:: Data supplied ::
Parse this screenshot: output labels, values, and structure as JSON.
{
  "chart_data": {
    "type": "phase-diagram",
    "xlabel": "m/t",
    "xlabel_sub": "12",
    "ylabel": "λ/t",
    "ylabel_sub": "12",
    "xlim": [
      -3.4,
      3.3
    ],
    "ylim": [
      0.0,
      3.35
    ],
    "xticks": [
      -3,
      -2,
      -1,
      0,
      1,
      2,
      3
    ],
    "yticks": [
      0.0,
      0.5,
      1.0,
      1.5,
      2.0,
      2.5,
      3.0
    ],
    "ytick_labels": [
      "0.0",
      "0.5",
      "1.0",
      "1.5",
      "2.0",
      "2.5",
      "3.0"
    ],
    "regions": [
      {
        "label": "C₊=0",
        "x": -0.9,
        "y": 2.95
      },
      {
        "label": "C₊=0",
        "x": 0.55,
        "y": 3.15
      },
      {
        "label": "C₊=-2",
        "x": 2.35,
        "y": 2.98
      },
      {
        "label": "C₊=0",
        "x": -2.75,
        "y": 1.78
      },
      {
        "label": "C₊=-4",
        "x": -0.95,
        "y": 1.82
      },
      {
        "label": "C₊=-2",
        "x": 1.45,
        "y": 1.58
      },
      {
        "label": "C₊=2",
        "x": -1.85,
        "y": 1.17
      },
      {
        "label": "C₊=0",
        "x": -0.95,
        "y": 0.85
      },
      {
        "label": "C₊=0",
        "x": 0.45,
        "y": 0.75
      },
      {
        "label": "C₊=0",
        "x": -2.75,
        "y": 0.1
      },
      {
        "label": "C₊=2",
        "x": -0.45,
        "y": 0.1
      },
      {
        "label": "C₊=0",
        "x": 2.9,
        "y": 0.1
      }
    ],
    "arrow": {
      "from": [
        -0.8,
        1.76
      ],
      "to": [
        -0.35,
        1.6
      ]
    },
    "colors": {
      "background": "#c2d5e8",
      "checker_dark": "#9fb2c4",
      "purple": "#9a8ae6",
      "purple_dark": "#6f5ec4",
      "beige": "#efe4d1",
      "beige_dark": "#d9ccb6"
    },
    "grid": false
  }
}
:::
> Problem description: Retype all of the material, keeping each line exact.

> The output:
Parse this screenshot: output labels, values, and structure as JSON.
{
  "chart_data": {
    "type": "phase-diagram",
    "xlabel": "m/t",
    "xlabel_sub": "12",
    "ylabel": "λ/t",
    "ylabel_sub": "12",
    "xlim": [
      -3.4,
      3.3
    ],
    "ylim": [
      0.0,
      3.35
    ],
    "xticks": [
      -3,
      -2,
      -1,
      0,
      1,
      2,
      3
    ],
    "yticks": [
      0.0,
      0.5,
      1.0,
      1.5,
      2.0,
      2.5,
      3.0
    ],
    "ytick_labels": [
      "0.0",
      "0.5",
      "1.0",
      "1.5",
      "2.0",
      "2.5",
      "3.0"
    ],
    "regions": [
      {
        "label": "C₊=0",
        "x": -0.9,
        "y": 2.95
      },
      {
        "label": "C₊=0",
        "x": 0.55,
        "y": 3.15
      },
      {
        "label": "C₊=-2",
        "x": 2.35,
        "y": 2.98
      },
      {
        "label": "C₊=0",
        "x": -2.75,
        "y": 1.78
      },
      {
        "label": "C₊=-4",
        "x": -0.95,
        "y": 1.82
      },
      {
        "label": "C₊=-2",
        "x": 1.45,
        "y": 1.58
      },
      {
        "label": "C₊=2",
        "x": -1.85,
        "y": 1.17
      },
      {
        "label": "C₊=0",
        "x": -0.95,
        "y": 0.85
      },
      {
        "label": "C₊=0",
        "x": 0.45,
        "y": 0.75
      },
      {
        "label": "C₊=0",
        "x": -2.75,
        "y": 0.1
      },
      {
        "label": "C₊=2",
        "x": -0.45,
        "y": 0.1
      },
      {
        "label": "C₊=0",
        "x": 2.9,
        "y": 0.1
      }
    ],
    "arrow": {
      "from": [
        -0.8,
        1.76
      ],
      "to": [
        -0.35,
        1.6
      ]
    },
    "colors": {
      "background": "#c2d5e8",
      "checker_dark": "#9fb2c4",
      "purple": "#9a8ae6",
      "purple_dark": "#6f5ec4",
      "beige": "#efe4d1",
      "beige_dark": "#d9ccb6"
    },
    "grid": false
  }
}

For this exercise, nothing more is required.